* [Set exercise]:
Each record must be retyped in full. No character may differ.

* [Stored records]:

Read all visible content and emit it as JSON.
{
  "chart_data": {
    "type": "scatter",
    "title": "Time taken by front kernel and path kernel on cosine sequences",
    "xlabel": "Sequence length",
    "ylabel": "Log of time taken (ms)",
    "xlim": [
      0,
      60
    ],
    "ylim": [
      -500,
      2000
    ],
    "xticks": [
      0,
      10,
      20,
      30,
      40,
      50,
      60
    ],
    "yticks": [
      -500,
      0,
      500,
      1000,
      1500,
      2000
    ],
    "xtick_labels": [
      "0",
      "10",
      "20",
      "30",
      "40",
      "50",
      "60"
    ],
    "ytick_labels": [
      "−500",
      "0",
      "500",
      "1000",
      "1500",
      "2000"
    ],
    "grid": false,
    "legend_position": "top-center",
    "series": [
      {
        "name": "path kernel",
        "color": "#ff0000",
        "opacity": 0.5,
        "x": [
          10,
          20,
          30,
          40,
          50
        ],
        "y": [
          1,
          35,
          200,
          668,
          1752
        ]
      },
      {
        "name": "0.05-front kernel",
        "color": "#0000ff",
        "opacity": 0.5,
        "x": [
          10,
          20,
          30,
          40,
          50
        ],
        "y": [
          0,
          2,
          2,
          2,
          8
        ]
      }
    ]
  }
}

* [Completed task]:
Read all visible content and emit it as JSON.
{
  "chart_data": {
    "type": "scatter",
    "title": "Time taken by front kernel and path kernel on cosine sequences",
    "xlabel": "Sequence length",
    "ylabel": "Log of time taken (ms)",
    "xlim": [
      0,
      60
    ],
    "ylim": [
      -500,
      2000
    ],
    "xticks": [
      0,
      10,
      20,
      30,
      40,
      50,
      60
    ],
    "yticks": [
      -500,
      0,
      500,
      1000,
      1500,
      2000
    ],
    "xtick_labels": [
      "0",
      "10",
      "20",
      "30",
      "40",
      "50",
      "60"
    ],
    "ytick_labels": [
      "−500",
      "0",
      "500",
      "1000",
      "1500",
      "2000"
    ],
    "grid": false,
    "legend_position": "top-center",
    "series": [
      {
        "name": "path kernel",
        "color": "#ff0000",
        "opacity": 0.5,
        "x": [
          10,
          20,
          30,
          40,
          50
        ],
        "y": [
          1,
          35,
          200,
          668,
          1752
        ]
      },
      {
        "name": "0.05-front kernel",
        "color": "#0000ff",
        "opacity": 0.5,
        "x": [
          10,
          20,
          30,
          40,
          50
        ],
        "y": [
          0,
          2,
          2,
          2,
          8
        ]
      }
    ]
  }
}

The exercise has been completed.